Kutipan Terpilih:
>>>
Berdasarkan latar belakang di atas, maka dapat dirumuskan masalah sebagai berikut.
1). Bagaimana Latar Belakang Historis Pancasila?
2). Apa arti dan Makna Garuda Pancasila?
3). Bagaimana Mitologi tentang Garuda
1.3  Tujuan Penulisan
Berdasarkan rumusan masalah di atas, maka tujuan penulisan makalah ini adalah sebagai berikut.
1). Untuk mengetahui latar belakang historis pancasila.
2). Untuk mengetahui arti dan makna garuda pancasila.
3). Untuk mengetahui mitologi tentang pancasila.











BAB II
PEMBAHASAN

2.1 Latar Belakang Historis
Pada waktu UUD 1945 disahkan oleh PPKI tanggal 18 Agustus 1945, belum diputuskan dan dicantumkan ketentuan mengenai lambang negara dan lagu kebangsaan. Yang sudah ditetapkan baru Bendera Negara, yaitu Sang Merah Putih (Pasal 35) dan Bahasa Negara adalah Bahasa Indonesia (Pasal 36). Sebenarnya sudah ada lagu “Indonesia” karangan Wage Rudolf Supratman, yang sudah sering dinyanyikan oleh pandu Indonesia di Jakarta sebelum Kongres Pemuda Indonesia Kedua. Secara resmi lagu itu kemudian dinyanyikan sendiri oleh penciptanya, Wage Rudolf Supratman, pada penutupan Kongres Pemuda Indonesia Kedua, 28 Oktober 1928 (Sularto, 1982:20). Dari pergaulannya dengan para pemimpin pergerakan kebangsaan, maka judul lagunya diubah menjadi “Indonesia Raya”. Suatu pergerakan kebangsaan yang dipelopori oleh Partai Nasional Indonesia, di bawah pimpinan Bung Karno, dkk. mengakui bahwa “Indonesia Raya” adalah “Lagu Kebangsaan Indonesia”. Oleh karena itu, ia menerbitkan naskah lagu “Indonesia Raya” dengan predikat “Lagu Kebangsaan Indonesia”(Sularto, 1982:28). Sementara itu, untuk lambang negara memang belum ada. Tiap negara mempunyai lambang, bendera, lagu kebangsaan, dan bahasa nasoinal, yang menjadi identitas bangsa dsn negaranya.
<<<
Tugas: Ganti "mengetahui" dengan "memahami" dalam kutipan tentang Pancasila, lalu tuliskan kembali semua bagian dari "1). Untuk mengetahui" terus ke bawah sampai "mitologi tentang pancasila.".

Baris:
>>>
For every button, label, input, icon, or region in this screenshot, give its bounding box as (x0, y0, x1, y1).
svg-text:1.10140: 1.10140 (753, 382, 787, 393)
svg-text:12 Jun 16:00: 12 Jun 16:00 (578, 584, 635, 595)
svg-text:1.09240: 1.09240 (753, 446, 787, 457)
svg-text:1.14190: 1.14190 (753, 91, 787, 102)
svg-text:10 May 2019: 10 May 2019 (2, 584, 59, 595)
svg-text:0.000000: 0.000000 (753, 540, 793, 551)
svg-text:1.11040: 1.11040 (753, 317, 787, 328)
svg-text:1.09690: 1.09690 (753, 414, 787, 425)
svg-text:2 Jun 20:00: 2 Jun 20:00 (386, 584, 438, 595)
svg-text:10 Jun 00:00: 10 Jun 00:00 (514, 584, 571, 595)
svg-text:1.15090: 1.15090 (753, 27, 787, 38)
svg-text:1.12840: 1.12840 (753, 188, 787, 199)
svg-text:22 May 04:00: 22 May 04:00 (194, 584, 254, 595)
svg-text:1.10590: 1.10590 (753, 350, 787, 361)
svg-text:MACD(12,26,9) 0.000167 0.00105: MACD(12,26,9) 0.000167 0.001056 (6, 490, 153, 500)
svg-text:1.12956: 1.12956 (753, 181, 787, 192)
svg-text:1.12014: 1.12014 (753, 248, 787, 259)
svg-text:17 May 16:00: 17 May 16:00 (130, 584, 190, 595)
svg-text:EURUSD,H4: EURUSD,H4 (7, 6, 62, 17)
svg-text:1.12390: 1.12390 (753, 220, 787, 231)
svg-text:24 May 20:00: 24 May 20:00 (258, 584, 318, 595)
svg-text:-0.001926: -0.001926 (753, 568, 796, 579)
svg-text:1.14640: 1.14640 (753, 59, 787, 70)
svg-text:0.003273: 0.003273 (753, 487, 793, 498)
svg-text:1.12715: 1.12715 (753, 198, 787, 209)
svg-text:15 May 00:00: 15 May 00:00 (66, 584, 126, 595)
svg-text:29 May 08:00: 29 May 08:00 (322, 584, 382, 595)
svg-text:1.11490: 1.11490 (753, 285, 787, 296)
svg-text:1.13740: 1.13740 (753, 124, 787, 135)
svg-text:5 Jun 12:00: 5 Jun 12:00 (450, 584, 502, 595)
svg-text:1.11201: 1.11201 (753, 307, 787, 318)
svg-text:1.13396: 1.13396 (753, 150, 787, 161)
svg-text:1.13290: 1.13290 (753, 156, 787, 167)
<<<
Jawaban:
1). Untuk memahami latar belakang historis pancasila.
2). Untuk memahami arti dan makna garuda pancasila.
3). Untuk memahami mitologi tentang pancasila.